▶ **INSTRUCTIONS FOR THE TASK**: Leave the pictures out and print every record below exactly as it stands.

▶ **Data excerpts**:
━━━━━━━━━━━━━━━━━━━━

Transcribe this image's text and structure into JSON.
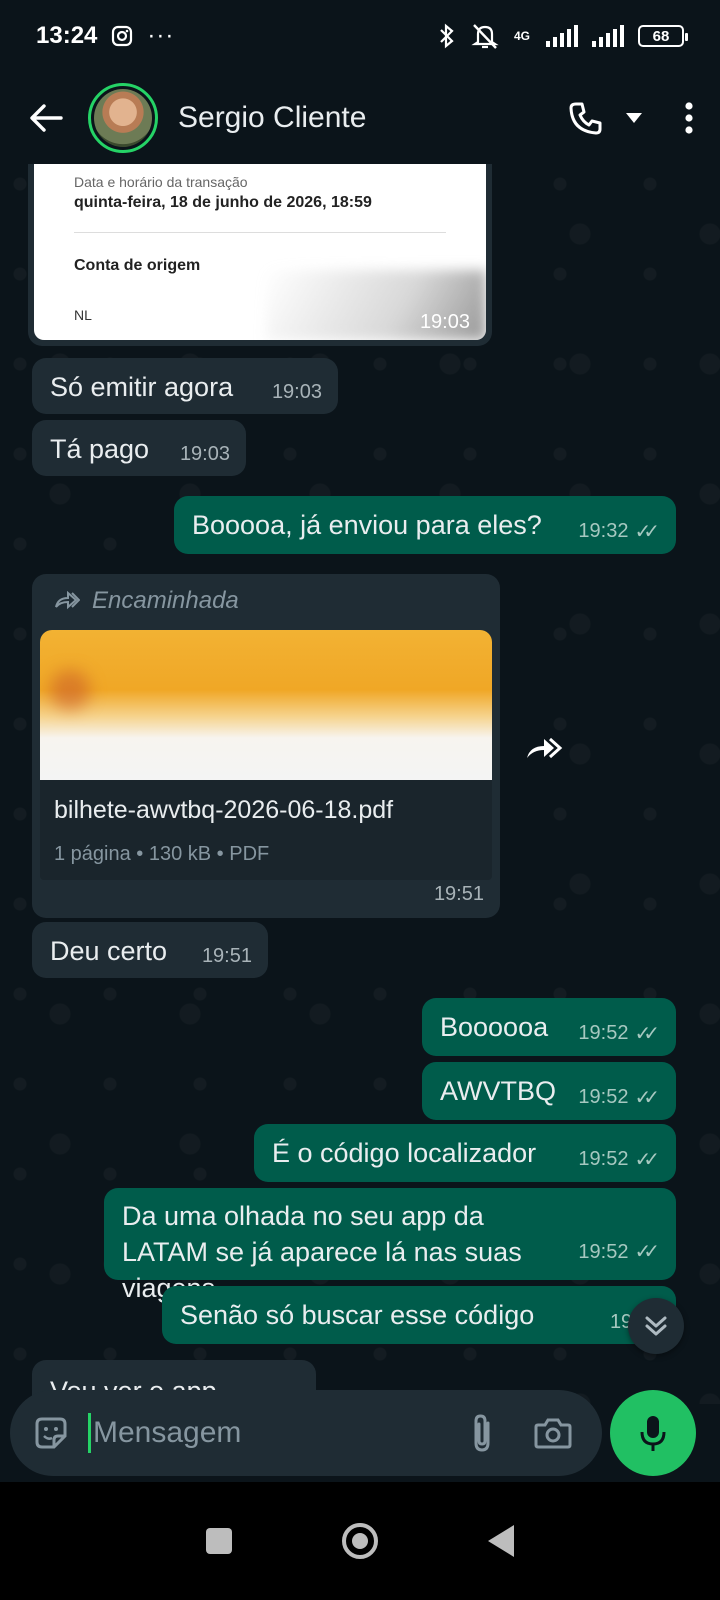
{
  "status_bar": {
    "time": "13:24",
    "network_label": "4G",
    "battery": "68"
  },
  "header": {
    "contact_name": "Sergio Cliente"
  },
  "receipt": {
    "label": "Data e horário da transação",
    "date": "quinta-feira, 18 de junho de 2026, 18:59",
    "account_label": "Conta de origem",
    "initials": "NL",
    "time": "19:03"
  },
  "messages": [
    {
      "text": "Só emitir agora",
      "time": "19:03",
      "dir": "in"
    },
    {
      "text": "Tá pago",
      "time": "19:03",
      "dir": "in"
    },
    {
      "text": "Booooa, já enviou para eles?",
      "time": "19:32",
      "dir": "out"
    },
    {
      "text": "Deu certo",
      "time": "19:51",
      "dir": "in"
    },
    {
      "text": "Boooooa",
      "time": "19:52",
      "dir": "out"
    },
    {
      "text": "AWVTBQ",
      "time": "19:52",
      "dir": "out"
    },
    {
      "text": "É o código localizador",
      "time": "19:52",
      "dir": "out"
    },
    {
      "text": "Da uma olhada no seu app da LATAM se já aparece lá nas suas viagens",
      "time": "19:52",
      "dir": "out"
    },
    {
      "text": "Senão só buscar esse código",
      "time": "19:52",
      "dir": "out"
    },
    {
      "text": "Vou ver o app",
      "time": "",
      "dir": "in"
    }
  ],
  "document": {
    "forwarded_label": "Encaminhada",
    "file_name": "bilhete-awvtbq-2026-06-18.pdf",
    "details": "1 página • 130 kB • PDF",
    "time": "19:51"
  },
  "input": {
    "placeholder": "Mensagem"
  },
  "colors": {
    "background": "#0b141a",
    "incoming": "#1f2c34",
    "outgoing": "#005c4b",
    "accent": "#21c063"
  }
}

━━━━━━━━━━━━━━━━━━━━

▶ **RESULT FOR THIS EXERCISE**:
Transcribe this image's text and structure into JSON.
{
  "status_bar": {
    "time": "13:24",
    "network_label": "4G",
    "battery": "68"
  },
  "header": {
    "contact_name": "Sergio Cliente"
  },
  "receipt": {
    "label": "Data e horário da transação",
    "date": "quinta-feira, 18 de junho de 2026, 18:59",
    "account_label": "Conta de origem",
    "initials": "NL",
    "time": "19:03"
  },
  "messages": [
    {
      "text": "Só emitir agora",
      "time": "19:03",
      "dir": "in"
    },
    {
      "text": "Tá pago",
      "time": "19:03",
      "dir": "in"
    },
    {
      "text": "Booooa, já enviou para eles?",
      "time": "19:32",
      "dir": "out"
    },
    {
      "text": "Deu certo",
      "time": "19:51",
      "dir": "in"
    },
    {
      "text": "Boooooa",
      "time": "19:52",
      "dir": "out"
    },
    {
      "text": "AWVTBQ",
      "time": "19:52",
      "dir": "out"
    },
    {
      "text": "É o código localizador",
      "time": "19:52",
      "dir": "out"
    },
    {
      "text": "Da uma olhada no seu app da LATAM se já aparece lá nas suas viagens",
      "time": "19:52",
      "dir": "out"
    },
    {
      "text": "Senão só buscar esse código",
      "time": "19:52",
      "dir": "out"
    },
    {
      "text": "Vou ver o app",
      "time": "",
      "dir": "in"
    }
  ],
  "document": {
    "forwarded_label": "Encaminhada",
    "file_name": "bilhete-awvtbq-2026-06-18.pdf",
    "details": "1 página • 130 kB • PDF",
    "time": "19:51"
  },
  "input": {
    "placeholder": "Mensagem"
  },
  "colors": {
    "background": "#0b141a",
    "incoming": "#1f2c34",
    "outgoing": "#005c4b",
    "accent": "#21c063"
  }
}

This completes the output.